Work instructions:
Write out every entry, unchanged. Skip any picture.

Excerpted records:
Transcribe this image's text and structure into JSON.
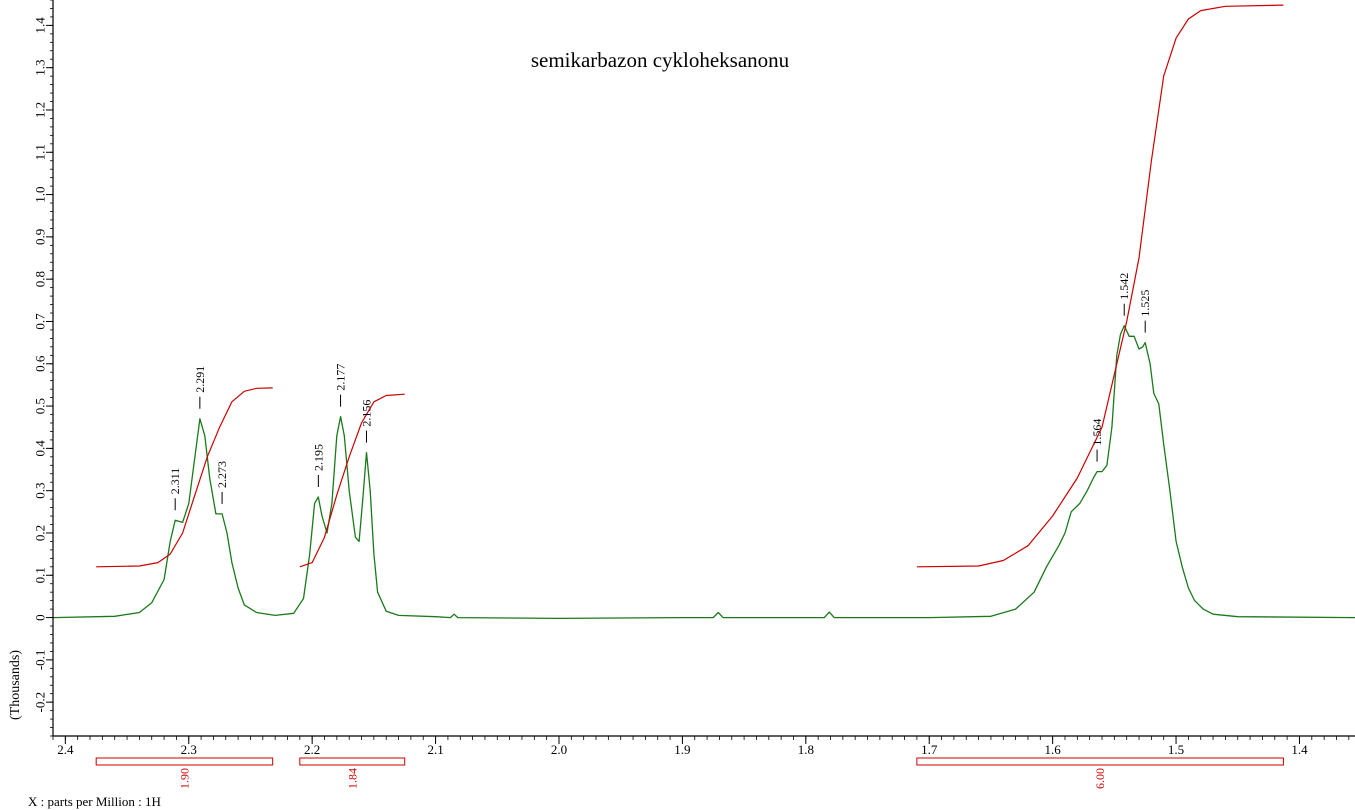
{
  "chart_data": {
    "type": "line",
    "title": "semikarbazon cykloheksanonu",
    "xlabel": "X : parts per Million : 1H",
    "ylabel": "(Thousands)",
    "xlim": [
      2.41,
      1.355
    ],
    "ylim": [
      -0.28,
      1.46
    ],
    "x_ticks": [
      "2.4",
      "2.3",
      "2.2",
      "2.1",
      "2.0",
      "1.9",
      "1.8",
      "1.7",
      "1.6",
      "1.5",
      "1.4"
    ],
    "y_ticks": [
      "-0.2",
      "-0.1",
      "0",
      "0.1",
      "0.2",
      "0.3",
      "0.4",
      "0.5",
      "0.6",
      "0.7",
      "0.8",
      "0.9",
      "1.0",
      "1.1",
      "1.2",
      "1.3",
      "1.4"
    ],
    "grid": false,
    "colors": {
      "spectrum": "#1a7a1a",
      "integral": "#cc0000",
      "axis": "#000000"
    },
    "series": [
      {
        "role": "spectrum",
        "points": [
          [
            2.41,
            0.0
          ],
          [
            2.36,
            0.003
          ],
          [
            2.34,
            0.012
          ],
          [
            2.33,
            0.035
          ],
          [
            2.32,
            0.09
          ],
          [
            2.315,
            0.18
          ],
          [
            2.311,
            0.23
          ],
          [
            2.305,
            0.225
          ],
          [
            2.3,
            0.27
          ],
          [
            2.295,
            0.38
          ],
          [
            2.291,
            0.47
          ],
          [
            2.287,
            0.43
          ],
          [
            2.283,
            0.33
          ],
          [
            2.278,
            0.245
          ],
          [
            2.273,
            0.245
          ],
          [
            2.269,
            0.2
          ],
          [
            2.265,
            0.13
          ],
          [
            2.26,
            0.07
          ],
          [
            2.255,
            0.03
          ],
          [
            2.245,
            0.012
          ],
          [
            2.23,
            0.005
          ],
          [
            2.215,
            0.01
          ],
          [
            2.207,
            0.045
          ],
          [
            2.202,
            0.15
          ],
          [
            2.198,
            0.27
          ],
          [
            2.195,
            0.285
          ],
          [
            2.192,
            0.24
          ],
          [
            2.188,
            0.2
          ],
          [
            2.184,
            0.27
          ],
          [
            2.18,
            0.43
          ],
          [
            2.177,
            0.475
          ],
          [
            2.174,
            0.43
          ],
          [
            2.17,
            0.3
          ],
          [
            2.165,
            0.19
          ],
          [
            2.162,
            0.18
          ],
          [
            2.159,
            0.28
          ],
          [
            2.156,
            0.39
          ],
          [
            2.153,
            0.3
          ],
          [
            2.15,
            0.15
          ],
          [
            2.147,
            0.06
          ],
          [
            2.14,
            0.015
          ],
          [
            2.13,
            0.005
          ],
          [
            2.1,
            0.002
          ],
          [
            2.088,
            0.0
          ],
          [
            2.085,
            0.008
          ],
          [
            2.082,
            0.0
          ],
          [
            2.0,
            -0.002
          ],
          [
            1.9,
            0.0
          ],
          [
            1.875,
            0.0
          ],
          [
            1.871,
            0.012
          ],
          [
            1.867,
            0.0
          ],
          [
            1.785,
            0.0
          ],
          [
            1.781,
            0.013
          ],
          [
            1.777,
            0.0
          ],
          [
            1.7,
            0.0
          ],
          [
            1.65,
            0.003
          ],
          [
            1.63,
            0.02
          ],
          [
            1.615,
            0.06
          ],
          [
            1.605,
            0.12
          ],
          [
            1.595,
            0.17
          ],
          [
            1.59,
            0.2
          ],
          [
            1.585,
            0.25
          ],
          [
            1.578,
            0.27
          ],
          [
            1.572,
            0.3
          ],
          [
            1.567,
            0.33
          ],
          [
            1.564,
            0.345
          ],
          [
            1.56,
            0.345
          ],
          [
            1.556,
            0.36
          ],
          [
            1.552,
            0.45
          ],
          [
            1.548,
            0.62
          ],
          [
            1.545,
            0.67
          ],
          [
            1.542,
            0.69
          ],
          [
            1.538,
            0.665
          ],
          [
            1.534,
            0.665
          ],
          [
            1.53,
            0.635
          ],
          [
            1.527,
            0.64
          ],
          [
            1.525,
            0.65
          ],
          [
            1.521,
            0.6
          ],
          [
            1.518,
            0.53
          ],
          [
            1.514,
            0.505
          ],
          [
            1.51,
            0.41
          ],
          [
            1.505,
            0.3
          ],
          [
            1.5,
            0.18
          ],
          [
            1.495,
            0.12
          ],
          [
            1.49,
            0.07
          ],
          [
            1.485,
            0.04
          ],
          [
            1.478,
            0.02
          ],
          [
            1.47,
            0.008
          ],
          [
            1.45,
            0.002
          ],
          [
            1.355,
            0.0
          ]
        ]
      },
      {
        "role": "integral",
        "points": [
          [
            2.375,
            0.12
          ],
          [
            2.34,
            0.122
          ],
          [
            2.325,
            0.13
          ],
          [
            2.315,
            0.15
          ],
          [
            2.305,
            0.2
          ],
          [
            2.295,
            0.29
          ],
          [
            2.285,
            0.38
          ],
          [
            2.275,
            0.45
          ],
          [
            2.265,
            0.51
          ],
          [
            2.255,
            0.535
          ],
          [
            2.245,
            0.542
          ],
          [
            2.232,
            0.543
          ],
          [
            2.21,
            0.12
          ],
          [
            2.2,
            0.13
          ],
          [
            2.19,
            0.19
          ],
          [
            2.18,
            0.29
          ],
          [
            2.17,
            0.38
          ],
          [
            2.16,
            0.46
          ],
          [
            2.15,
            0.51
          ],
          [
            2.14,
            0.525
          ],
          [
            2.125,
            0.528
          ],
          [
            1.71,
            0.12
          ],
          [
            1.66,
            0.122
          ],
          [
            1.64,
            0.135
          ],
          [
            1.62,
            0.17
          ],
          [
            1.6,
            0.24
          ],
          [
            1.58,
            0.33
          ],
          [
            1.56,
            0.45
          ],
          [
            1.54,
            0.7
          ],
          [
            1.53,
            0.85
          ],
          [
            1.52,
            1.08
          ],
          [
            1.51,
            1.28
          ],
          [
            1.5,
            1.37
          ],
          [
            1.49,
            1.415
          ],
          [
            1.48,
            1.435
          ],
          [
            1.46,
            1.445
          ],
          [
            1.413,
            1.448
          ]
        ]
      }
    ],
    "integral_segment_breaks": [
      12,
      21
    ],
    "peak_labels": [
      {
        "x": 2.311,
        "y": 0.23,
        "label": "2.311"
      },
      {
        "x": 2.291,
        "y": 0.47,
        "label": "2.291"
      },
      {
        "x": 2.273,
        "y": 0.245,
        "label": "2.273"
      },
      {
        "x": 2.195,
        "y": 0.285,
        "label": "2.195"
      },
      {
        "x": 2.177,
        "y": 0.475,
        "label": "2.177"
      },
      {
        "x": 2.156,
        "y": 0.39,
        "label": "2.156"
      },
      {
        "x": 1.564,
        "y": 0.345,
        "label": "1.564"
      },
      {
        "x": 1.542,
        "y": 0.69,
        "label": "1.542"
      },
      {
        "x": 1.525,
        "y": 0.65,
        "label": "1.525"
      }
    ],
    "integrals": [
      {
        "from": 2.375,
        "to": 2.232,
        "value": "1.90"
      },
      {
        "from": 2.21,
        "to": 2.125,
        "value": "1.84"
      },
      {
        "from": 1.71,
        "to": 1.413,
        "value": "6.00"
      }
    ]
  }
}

Written response:
Transcribe this image's text and structure into JSON.
{
  "chart_data": {
    "type": "line",
    "title": "semikarbazon cykloheksanonu",
    "xlabel": "X : parts per Million : 1H",
    "ylabel": "(Thousands)",
    "xlim": [
      2.41,
      1.355
    ],
    "ylim": [
      -0.28,
      1.46
    ],
    "x_ticks": [
      "2.4",
      "2.3",
      "2.2",
      "2.1",
      "2.0",
      "1.9",
      "1.8",
      "1.7",
      "1.6",
      "1.5",
      "1.4"
    ],
    "y_ticks": [
      "-0.2",
      "-0.1",
      "0",
      "0.1",
      "0.2",
      "0.3",
      "0.4",
      "0.5",
      "0.6",
      "0.7",
      "0.8",
      "0.9",
      "1.0",
      "1.1",
      "1.2",
      "1.3",
      "1.4"
    ],
    "grid": false,
    "colors": {
      "spectrum": "#1a7a1a",
      "integral": "#cc0000",
      "axis": "#000000"
    },
    "series": [
      {
        "role": "spectrum",
        "points": [
          [
            2.41,
            0.0
          ],
          [
            2.36,
            0.003
          ],
          [
            2.34,
            0.012
          ],
          [
            2.33,
            0.035
          ],
          [
            2.32,
            0.09
          ],
          [
            2.315,
            0.18
          ],
          [
            2.311,
            0.23
          ],
          [
            2.305,
            0.225
          ],
          [
            2.3,
            0.27
          ],
          [
            2.295,
            0.38
          ],
          [
            2.291,
            0.47
          ],
          [
            2.287,
            0.43
          ],
          [
            2.283,
            0.33
          ],
          [
            2.278,
            0.245
          ],
          [
            2.273,
            0.245
          ],
          [
            2.269,
            0.2
          ],
          [
            2.265,
            0.13
          ],
          [
            2.26,
            0.07
          ],
          [
            2.255,
            0.03
          ],
          [
            2.245,
            0.012
          ],
          [
            2.23,
            0.005
          ],
          [
            2.215,
            0.01
          ],
          [
            2.207,
            0.045
          ],
          [
            2.202,
            0.15
          ],
          [
            2.198,
            0.27
          ],
          [
            2.195,
            0.285
          ],
          [
            2.192,
            0.24
          ],
          [
            2.188,
            0.2
          ],
          [
            2.184,
            0.27
          ],
          [
            2.18,
            0.43
          ],
          [
            2.177,
            0.475
          ],
          [
            2.174,
            0.43
          ],
          [
            2.17,
            0.3
          ],
          [
            2.165,
            0.19
          ],
          [
            2.162,
            0.18
          ],
          [
            2.159,
            0.28
          ],
          [
            2.156,
            0.39
          ],
          [
            2.153,
            0.3
          ],
          [
            2.15,
            0.15
          ],
          [
            2.147,
            0.06
          ],
          [
            2.14,
            0.015
          ],
          [
            2.13,
            0.005
          ],
          [
            2.1,
            0.002
          ],
          [
            2.088,
            0.0
          ],
          [
            2.085,
            0.008
          ],
          [
            2.082,
            0.0
          ],
          [
            2.0,
            -0.002
          ],
          [
            1.9,
            0.0
          ],
          [
            1.875,
            0.0
          ],
          [
            1.871,
            0.012
          ],
          [
            1.867,
            0.0
          ],
          [
            1.785,
            0.0
          ],
          [
            1.781,
            0.013
          ],
          [
            1.777,
            0.0
          ],
          [
            1.7,
            0.0
          ],
          [
            1.65,
            0.003
          ],
          [
            1.63,
            0.02
          ],
          [
            1.615,
            0.06
          ],
          [
            1.605,
            0.12
          ],
          [
            1.595,
            0.17
          ],
          [
            1.59,
            0.2
          ],
          [
            1.585,
            0.25
          ],
          [
            1.578,
            0.27
          ],
          [
            1.572,
            0.3
          ],
          [
            1.567,
            0.33
          ],
          [
            1.564,
            0.345
          ],
          [
            1.56,
            0.345
          ],
          [
            1.556,
            0.36
          ],
          [
            1.552,
            0.45
          ],
          [
            1.548,
            0.62
          ],
          [
            1.545,
            0.67
          ],
          [
            1.542,
            0.69
          ],
          [
            1.538,
            0.665
          ],
          [
            1.534,
            0.665
          ],
          [
            1.53,
            0.635
          ],
          [
            1.527,
            0.64
          ],
          [
            1.525,
            0.65
          ],
          [
            1.521,
            0.6
          ],
          [
            1.518,
            0.53
          ],
          [
            1.514,
            0.505
          ],
          [
            1.51,
            0.41
          ],
          [
            1.505,
            0.3
          ],
          [
            1.5,
            0.18
          ],
          [
            1.495,
            0.12
          ],
          [
            1.49,
            0.07
          ],
          [
            1.485,
            0.04
          ],
          [
            1.478,
            0.02
          ],
          [
            1.47,
            0.008
          ],
          [
            1.45,
            0.002
          ],
          [
            1.355,
            0.0
          ]
        ]
      },
      {
        "role": "integral",
        "points": [
          [
            2.375,
            0.12
          ],
          [
            2.34,
            0.122
          ],
          [
            2.325,
            0.13
          ],
          [
            2.315,
            0.15
          ],
          [
            2.305,
            0.2
          ],
          [
            2.295,
            0.29
          ],
          [
            2.285,
            0.38
          ],
          [
            2.275,
            0.45
          ],
          [
            2.265,
            0.51
          ],
          [
            2.255,
            0.535
          ],
          [
            2.245,
            0.542
          ],
          [
            2.232,
            0.543
          ],
          [
            2.21,
            0.12
          ],
          [
            2.2,
            0.13
          ],
          [
            2.19,
            0.19
          ],
          [
            2.18,
            0.29
          ],
          [
            2.17,
            0.38
          ],
          [
            2.16,
            0.46
          ],
          [
            2.15,
            0.51
          ],
          [
            2.14,
            0.525
          ],
          [
            2.125,
            0.528
          ],
          [
            1.71,
            0.12
          ],
          [
            1.66,
            0.122
          ],
          [
            1.64,
            0.135
          ],
          [
            1.62,
            0.17
          ],
          [
            1.6,
            0.24
          ],
          [
            1.58,
            0.33
          ],
          [
            1.56,
            0.45
          ],
          [
            1.54,
            0.7
          ],
          [
            1.53,
            0.85
          ],
          [
            1.52,
            1.08
          ],
          [
            1.51,
            1.28
          ],
          [
            1.5,
            1.37
          ],
          [
            1.49,
            1.415
          ],
          [
            1.48,
            1.435
          ],
          [
            1.46,
            1.445
          ],
          [
            1.413,
            1.448
          ]
        ]
      }
    ],
    "integral_segment_breaks": [
      12,
      21
    ],
    "peak_labels": [
      {
        "x": 2.311,
        "y": 0.23,
        "label": "2.311"
      },
      {
        "x": 2.291,
        "y": 0.47,
        "label": "2.291"
      },
      {
        "x": 2.273,
        "y": 0.245,
        "label": "2.273"
      },
      {
        "x": 2.195,
        "y": 0.285,
        "label": "2.195"
      },
      {
        "x": 2.177,
        "y": 0.475,
        "label": "2.177"
      },
      {
        "x": 2.156,
        "y": 0.39,
        "label": "2.156"
      },
      {
        "x": 1.564,
        "y": 0.345,
        "label": "1.564"
      },
      {
        "x": 1.542,
        "y": 0.69,
        "label": "1.542"
      },
      {
        "x": 1.525,
        "y": 0.65,
        "label": "1.525"
      }
    ],
    "integrals": [
      {
        "from": 2.375,
        "to": 2.232,
        "value": "1.90"
      },
      {
        "from": 2.21,
        "to": 2.125,
        "value": "1.84"
      },
      {
        "from": 1.71,
        "to": 1.413,
        "value": "6.00"
      }
    ]
  }
}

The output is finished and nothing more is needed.